**抜粋:**
+--

お疲れさまです。uni'que若宮です。

日経COMEMOで「アートシンキングの学校」というのをプロデュースしているのですが、先日、現代美術家の高嶺格さんをお招きしてその#2が開催されました。

このイベントの中でも「自分」についての話が出たのですが、今日はちょっと「自分」ということについて、これまでなんとなく考えてきたことを書いてみたいと思います。

「自分」は動的である

アートシンキングは「自分」起点、という言い方をしますが、この「自分」、「自分のことは自分が一番良く分かってる」みたいなものではありません。「自分」とは自明でも予め存在するものでもなく、もっと動的なものだとおもうのです。

たとえば「自分探し」というような言葉もありますが、「自分」というのがどっかにあって、それを見つけ出す、というのでもなく、アート思考的な「自分」はむしろ「つくり出す」という感覚に近いと思っています。

あくまでたとえですが、僕のイメージは「発火」のような感じです。

ひとは生きたり働いたりしている中でつねに「自分」であるわけではなく、むしろ「自分」でない時間のほうが大半で、ときどき「ぱちっ」という感じで火花が散る、その刹那に浮かび上がる輪郭が「自分」なのではないかと思うのです。

ぱちっとはじける。「あ、今「自分」が発火した」という感覚があるときがあります。そういう「発火」のタイミングとしては3パターンくらいがある気がします。

「自分」は他者との界面において発火する

「自分」は一人ひとりちがういびつな形をしていて、時々でその形を変えていきます。しかし通常僕たちはそのいびつな「自分」の輪郭をよくわかっていません。

+--

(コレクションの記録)
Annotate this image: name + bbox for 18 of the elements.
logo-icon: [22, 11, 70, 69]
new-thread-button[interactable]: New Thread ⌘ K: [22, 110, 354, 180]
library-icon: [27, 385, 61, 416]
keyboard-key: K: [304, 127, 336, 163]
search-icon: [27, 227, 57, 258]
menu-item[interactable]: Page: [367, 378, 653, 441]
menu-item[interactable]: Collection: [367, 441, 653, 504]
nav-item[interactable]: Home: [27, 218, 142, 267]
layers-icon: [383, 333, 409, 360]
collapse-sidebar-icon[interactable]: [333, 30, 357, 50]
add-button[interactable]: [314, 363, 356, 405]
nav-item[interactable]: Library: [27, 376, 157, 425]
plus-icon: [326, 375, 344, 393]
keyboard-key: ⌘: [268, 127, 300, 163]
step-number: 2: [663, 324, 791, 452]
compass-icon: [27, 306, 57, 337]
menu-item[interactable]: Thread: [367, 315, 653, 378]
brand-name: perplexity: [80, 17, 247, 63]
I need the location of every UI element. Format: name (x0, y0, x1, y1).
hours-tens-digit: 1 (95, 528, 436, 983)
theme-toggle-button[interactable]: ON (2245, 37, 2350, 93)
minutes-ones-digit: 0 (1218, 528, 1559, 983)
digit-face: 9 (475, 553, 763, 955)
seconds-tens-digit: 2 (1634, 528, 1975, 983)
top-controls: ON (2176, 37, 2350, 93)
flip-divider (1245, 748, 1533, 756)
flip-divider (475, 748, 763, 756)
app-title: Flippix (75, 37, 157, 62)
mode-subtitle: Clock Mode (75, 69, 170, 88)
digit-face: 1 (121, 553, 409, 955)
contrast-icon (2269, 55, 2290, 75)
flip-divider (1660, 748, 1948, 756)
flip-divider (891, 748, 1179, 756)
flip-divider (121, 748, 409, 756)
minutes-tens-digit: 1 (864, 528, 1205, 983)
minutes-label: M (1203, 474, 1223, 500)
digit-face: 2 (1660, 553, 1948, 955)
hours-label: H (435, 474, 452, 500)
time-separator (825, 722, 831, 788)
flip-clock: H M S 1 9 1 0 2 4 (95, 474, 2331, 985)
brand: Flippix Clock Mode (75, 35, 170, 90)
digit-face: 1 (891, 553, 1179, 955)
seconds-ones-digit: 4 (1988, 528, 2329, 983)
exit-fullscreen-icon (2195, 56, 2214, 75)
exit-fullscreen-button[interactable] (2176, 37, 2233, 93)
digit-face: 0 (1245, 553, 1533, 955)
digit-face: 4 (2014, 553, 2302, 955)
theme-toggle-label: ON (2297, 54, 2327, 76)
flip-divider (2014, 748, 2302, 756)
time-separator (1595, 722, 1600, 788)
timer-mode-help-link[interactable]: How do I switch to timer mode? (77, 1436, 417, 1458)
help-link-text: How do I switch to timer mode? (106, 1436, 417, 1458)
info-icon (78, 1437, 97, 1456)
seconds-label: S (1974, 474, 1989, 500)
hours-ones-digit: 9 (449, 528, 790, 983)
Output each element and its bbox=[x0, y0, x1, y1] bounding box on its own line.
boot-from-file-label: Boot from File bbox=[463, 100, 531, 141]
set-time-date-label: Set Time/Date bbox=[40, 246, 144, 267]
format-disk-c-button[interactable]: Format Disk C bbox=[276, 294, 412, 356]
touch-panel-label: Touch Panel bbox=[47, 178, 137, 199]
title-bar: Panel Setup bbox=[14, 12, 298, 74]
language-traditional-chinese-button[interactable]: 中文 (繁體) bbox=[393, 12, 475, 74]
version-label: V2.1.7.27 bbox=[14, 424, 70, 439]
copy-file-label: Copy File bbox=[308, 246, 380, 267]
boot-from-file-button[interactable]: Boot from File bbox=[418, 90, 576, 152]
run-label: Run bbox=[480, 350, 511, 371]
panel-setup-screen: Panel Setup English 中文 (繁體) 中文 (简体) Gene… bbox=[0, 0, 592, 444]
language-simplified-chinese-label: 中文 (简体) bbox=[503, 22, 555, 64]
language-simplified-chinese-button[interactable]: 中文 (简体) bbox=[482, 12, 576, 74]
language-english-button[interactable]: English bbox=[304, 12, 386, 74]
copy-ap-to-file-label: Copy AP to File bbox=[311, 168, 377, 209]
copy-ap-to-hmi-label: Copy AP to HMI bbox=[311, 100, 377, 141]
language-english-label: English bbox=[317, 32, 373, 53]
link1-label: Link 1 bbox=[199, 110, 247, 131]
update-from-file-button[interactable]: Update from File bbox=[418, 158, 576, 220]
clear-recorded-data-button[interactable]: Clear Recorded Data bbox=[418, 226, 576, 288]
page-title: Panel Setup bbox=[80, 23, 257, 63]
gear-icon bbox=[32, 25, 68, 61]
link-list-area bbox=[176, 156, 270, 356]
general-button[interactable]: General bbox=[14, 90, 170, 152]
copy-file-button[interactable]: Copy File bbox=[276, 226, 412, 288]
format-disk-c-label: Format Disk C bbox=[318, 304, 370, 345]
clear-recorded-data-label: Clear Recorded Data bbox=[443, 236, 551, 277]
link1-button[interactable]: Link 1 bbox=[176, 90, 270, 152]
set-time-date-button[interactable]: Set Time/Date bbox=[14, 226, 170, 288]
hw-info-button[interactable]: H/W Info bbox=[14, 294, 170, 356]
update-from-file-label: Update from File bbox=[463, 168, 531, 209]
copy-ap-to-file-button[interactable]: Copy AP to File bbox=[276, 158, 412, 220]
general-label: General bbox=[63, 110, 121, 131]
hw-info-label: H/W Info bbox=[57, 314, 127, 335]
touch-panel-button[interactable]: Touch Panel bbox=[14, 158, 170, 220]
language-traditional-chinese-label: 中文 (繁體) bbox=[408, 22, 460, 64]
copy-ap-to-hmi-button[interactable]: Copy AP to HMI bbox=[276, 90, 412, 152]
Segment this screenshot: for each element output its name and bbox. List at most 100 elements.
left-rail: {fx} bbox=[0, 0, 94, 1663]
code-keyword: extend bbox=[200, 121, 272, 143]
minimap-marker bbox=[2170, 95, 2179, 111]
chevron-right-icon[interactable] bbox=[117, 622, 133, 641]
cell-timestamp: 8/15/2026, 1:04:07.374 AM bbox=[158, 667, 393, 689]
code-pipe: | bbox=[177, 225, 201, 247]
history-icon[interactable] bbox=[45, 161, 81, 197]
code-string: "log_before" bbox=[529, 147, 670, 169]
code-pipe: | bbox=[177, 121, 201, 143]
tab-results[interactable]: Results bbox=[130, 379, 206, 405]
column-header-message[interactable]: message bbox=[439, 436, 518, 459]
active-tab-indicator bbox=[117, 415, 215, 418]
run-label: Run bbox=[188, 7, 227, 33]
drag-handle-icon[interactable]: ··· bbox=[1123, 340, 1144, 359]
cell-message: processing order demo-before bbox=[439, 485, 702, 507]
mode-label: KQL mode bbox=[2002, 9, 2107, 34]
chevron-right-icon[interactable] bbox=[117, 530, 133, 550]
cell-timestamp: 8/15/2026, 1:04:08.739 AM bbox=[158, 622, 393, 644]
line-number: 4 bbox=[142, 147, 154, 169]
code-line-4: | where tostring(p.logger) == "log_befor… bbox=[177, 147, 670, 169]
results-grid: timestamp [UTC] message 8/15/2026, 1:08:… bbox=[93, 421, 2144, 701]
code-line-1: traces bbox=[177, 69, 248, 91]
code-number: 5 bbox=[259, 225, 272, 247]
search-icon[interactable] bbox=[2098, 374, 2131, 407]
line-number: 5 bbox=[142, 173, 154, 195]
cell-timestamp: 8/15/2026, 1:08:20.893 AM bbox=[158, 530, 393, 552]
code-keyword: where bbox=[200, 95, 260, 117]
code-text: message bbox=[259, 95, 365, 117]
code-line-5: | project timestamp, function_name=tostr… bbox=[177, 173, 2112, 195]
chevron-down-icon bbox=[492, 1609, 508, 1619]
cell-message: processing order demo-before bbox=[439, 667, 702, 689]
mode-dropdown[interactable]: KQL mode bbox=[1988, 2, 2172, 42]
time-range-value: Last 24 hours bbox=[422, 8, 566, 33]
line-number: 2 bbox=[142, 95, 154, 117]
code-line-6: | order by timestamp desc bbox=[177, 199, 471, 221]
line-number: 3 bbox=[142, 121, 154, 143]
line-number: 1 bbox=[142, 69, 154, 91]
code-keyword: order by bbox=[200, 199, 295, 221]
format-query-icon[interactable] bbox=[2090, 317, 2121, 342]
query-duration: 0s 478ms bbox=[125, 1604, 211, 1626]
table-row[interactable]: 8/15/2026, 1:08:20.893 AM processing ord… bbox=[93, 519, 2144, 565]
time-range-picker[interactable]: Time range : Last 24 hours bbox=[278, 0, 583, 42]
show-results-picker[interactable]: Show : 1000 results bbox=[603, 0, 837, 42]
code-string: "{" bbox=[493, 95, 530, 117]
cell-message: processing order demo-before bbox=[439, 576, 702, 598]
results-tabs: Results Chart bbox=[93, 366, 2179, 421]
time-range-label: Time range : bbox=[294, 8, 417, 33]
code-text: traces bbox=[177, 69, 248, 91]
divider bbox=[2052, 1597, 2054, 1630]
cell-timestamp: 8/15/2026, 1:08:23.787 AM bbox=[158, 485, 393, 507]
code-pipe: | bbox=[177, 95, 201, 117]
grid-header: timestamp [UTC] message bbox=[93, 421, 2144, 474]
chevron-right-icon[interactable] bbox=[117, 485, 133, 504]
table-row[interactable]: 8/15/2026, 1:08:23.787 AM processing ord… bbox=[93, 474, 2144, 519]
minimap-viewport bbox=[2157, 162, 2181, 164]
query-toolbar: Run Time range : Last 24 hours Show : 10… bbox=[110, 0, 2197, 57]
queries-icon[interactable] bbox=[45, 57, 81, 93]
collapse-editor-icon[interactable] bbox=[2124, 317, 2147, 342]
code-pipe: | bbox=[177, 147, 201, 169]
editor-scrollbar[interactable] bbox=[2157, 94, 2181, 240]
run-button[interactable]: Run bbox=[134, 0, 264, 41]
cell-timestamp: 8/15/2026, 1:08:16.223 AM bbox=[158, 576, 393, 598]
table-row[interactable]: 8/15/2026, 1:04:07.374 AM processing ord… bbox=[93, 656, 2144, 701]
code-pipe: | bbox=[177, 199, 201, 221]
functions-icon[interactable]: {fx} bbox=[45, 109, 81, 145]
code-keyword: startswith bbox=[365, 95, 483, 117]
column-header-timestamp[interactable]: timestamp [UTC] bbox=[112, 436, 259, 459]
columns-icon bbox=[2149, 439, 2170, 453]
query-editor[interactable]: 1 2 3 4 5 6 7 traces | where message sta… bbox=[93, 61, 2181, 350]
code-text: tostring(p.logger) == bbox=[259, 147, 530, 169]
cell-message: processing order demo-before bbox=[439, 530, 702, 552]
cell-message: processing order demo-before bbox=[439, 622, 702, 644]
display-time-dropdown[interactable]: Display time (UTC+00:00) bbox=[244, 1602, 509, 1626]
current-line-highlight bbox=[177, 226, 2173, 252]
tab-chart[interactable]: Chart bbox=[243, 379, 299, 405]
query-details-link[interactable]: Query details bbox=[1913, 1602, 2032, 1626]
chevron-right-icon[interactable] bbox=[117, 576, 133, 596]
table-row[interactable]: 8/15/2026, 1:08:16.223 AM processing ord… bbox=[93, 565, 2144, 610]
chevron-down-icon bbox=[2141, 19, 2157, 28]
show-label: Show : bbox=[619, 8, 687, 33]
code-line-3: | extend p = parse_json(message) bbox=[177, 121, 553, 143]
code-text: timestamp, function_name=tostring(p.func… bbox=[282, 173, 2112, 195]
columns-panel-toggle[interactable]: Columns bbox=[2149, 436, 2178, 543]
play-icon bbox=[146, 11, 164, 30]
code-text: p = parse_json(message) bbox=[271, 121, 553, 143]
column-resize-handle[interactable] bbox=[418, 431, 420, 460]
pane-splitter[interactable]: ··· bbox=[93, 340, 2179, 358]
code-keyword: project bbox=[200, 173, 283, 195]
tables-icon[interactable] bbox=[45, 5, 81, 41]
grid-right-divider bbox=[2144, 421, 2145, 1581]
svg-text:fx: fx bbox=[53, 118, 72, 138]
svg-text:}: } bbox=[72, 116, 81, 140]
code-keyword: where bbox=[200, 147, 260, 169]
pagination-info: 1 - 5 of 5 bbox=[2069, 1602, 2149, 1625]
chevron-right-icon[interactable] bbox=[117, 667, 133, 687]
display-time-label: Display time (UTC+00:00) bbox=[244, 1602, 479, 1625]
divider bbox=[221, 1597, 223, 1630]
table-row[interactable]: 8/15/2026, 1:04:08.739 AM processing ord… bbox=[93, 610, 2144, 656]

+--

**やること:** 「自分」についての抜粋の「たとえば「自分探し」というよ」から「なのではないかと思うのです。」までを、一字一句そのまま書き写す。 一覧はこの課題とは関係がない。

**課題の結果:**
たとえば「自分探し」というような言葉もありますが、「自分」というのがどっかにあって、それを見つけ出す、というのでもなく、アート思考的な「自分」はむしろ「つくり出す」という感覚に近いと思っています。

あくまでたとえですが、僕のイメージは「発火」のような感じです。

ひとは生きたり働いたりしている中でつねに「自分」であるわけではなく、むしろ「自分」でない時間のほうが大半で、ときどき「ぱちっ」という感じで火花が散る、その刹那に浮かび上がる輪郭が「自分」なのではないかと思うのです。